From first line to last, give the records again word for word and omit the pictures.

Items from a dataset:
Content starts

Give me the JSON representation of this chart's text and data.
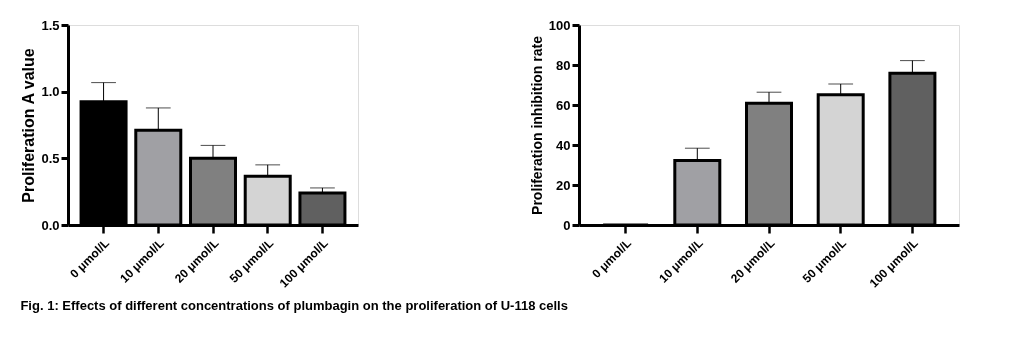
{
  "chart_data": [
    {
      "type": "bar",
      "ylabel": "Proliferation A value",
      "categories": [
        "0 μmol/L",
        "10  μmol/L",
        "20  μmol/L",
        "50  μmol/L",
        "100  μmol/L"
      ],
      "values": [
        0.925,
        0.71,
        0.5,
        0.366,
        0.24
      ],
      "colors": [
        "#000000",
        "#a0a0a4",
        "#808080",
        "#d4d4d4",
        "#606060"
      ],
      "errors": [
        [
          0.925,
          1.068
        ],
        [
          0.71,
          0.878
        ],
        [
          0.5,
          0.597
        ],
        [
          0.366,
          0.451
        ],
        [
          0.24,
          0.278
        ]
      ],
      "ylim": [
        0,
        1.5
      ],
      "yticks": [
        {
          "value": 0,
          "label": "0.0"
        },
        0.5,
        {
          "value": 1,
          "label": "1.0"
        },
        1.5
      ],
      "grid": false,
      "annotations": [
        "Fig. 1: Effects of different concentrations of plumbagin on the proliferation of U-118 cells"
      ]
    },
    {
      "type": "bar",
      "ylabel": "Proliferation inhibition rate",
      "categories": [
        "0 μmol/L",
        "10 μmol/L",
        "20 μmol/L",
        "50 μmol/L",
        "100 μmol/L"
      ],
      "values": [
        0,
        32.3,
        60.9,
        65.1,
        75.9
      ],
      "colors": [
        "#000000",
        "#a0a0a4",
        "#808080",
        "#d4d4d4",
        "#606060"
      ],
      "errors": [
        null,
        [
          32.3,
          38.4
        ],
        [
          60.9,
          66.4
        ],
        [
          65.1,
          70.5
        ],
        [
          75.9,
          82.2
        ]
      ],
      "ylim": [
        0,
        100
      ],
      "yticks": [
        0,
        20,
        40,
        60,
        80,
        100
      ],
      "grid": false
    }
  ]
}
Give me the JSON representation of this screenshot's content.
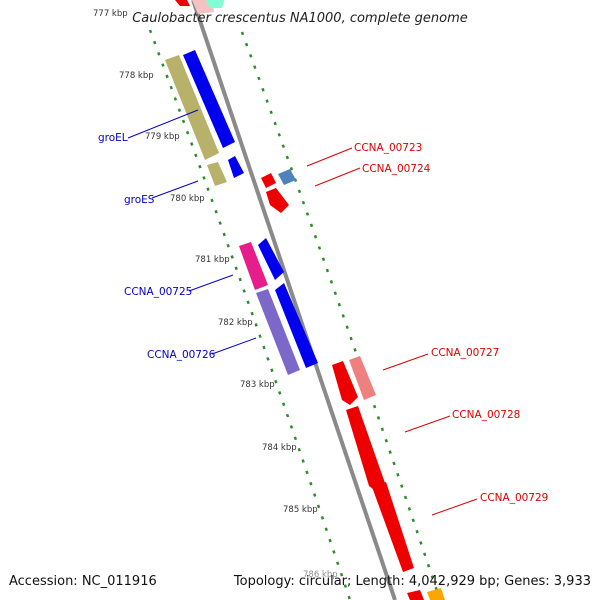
{
  "title": "Caulobacter crescentus NA1000, complete genome",
  "footer": {
    "accession": "Accession: NC_011916",
    "summary": "Topology: circular; Length: 4,042,929 bp; Genes: 3,933"
  },
  "ticks": [
    "777 kbp",
    "778 kbp",
    "779 kbp",
    "780 kbp",
    "781 kbp",
    "782 kbp",
    "783 kbp",
    "784 kbp",
    "785 kbp",
    "786 kbp"
  ],
  "genes": [
    {
      "name": "groEL",
      "strand": "left",
      "color": "#0000ee"
    },
    {
      "name": "groES",
      "strand": "left",
      "color": "#0000ee"
    },
    {
      "name": "CCNA_00723",
      "strand": "right",
      "color": "#ee0000"
    },
    {
      "name": "CCNA_00724",
      "strand": "right",
      "color": "#ee0000"
    },
    {
      "name": "CCNA_00725",
      "strand": "left",
      "color": "#0000ee"
    },
    {
      "name": "CCNA_00726",
      "strand": "left",
      "color": "#0000ee"
    },
    {
      "name": "CCNA_00727",
      "strand": "right",
      "color": "#ee0000"
    },
    {
      "name": "CCNA_00728",
      "strand": "right",
      "color": "#ee0000"
    },
    {
      "name": "CCNA_00729",
      "strand": "right",
      "color": "#ee0000"
    }
  ],
  "colors": {
    "backbone": "#888888",
    "forward_cds": "#0000ee",
    "reverse_cds": "#ee0000",
    "dot_ring": "#2e8b2e",
    "label_left": "#0000cc",
    "label_right": "#dd0000"
  }
}
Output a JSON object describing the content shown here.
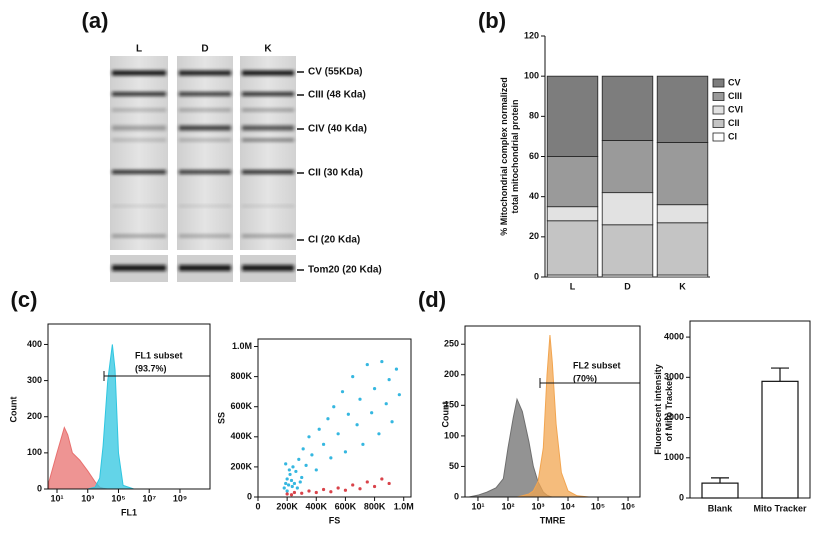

Content ends

EXERCISE SOLUTION |
Give me the JSON representation of this chart's text and data.
{
  "chart_data": [
    {
      "type": "bar",
      "ylabel": "Proliferation A value",
      "categories": [
        "0 μmol/L",
        "10  μmol/L",
        "20  μmol/L",
        "50  μmol/L",
        "100  μmol/L"
      ],
      "values": [
        0.925,
        0.71,
        0.5,
        0.366,
        0.24
      ],
      "colors": [
        "#000000",
        "#a0a0a4",
        "#808080",
        "#d4d4d4",
        "#606060"
      ],
      "errors": [
        [
          0.925,
          1.068
        ],
        [
          0.71,
          0.878
        ],
        [
          0.5,
          0.597
        ],
        [
          0.366,
          0.451
        ],
        [
          0.24,
          0.278
        ]
      ],
      "ylim": [
        0,
        1.5
      ],
      "yticks": [
        {
          "value": 0,
          "label": "0.0"
        },
        0.5,
        {
          "value": 1,
          "label": "1.0"
        },
        1.5
      ],
      "grid": false,
      "annotations": [
        "Fig. 1: Effects of different concentrations of plumbagin on the proliferation of U-118 cells"
      ]
    },
    {
      "type": "bar",
      "ylabel": "Proliferation inhibition rate",
      "categories": [
        "0 μmol/L",
        "10 μmol/L",
        "20 μmol/L",
        "50 μmol/L",
        "100 μmol/L"
      ],
      "values": [
        0,
        32.3,
        60.9,
        65.1,
        75.9
      ],
      "colors": [
        "#000000",
        "#a0a0a4",
        "#808080",
        "#d4d4d4",
        "#606060"
      ],
      "errors": [
        null,
        [
          32.3,
          38.4
        ],
        [
          60.9,
          66.4
        ],
        [
          65.1,
          70.5
        ],
        [
          75.9,
          82.2
        ]
      ],
      "ylim": [
        0,
        100
      ],
      "yticks": [
        0,
        20,
        40,
        60,
        80,
        100
      ],
      "grid": false
    }
  ]
}
Give me the JSON representation of this screenshot's content.
{
  "title": "Caulobacter crescentus NA1000, complete genome",
  "footer": {
    "accession": "Accession: NC_011916",
    "summary": "Topology: circular; Length: 4,042,929 bp; Genes: 3,933"
  },
  "ticks": [
    "777 kbp",
    "778 kbp",
    "779 kbp",
    "780 kbp",
    "781 kbp",
    "782 kbp",
    "783 kbp",
    "784 kbp",
    "785 kbp",
    "786 kbp"
  ],
  "genes": [
    {
      "name": "groEL",
      "strand": "left",
      "color": "#0000ee"
    },
    {
      "name": "groES",
      "strand": "left",
      "color": "#0000ee"
    },
    {
      "name": "CCNA_00723",
      "strand": "right",
      "color": "#ee0000"
    },
    {
      "name": "CCNA_00724",
      "strand": "right",
      "color": "#ee0000"
    },
    {
      "name": "CCNA_00725",
      "strand": "left",
      "color": "#0000ee"
    },
    {
      "name": "CCNA_00726",
      "strand": "left",
      "color": "#0000ee"
    },
    {
      "name": "CCNA_00727",
      "strand": "right",
      "color": "#ee0000"
    },
    {
      "name": "CCNA_00728",
      "strand": "right",
      "color": "#ee0000"
    },
    {
      "name": "CCNA_00729",
      "strand": "right",
      "color": "#ee0000"
    }
  ],
  "colors": {
    "backbone": "#888888",
    "forward_cds": "#0000ee",
    "reverse_cds": "#ee0000",
    "dot_ring": "#2e8b2e",
    "label_left": "#0000cc",
    "label_right": "#dd0000"
  }
}
Output a JSON object describing the content shown here.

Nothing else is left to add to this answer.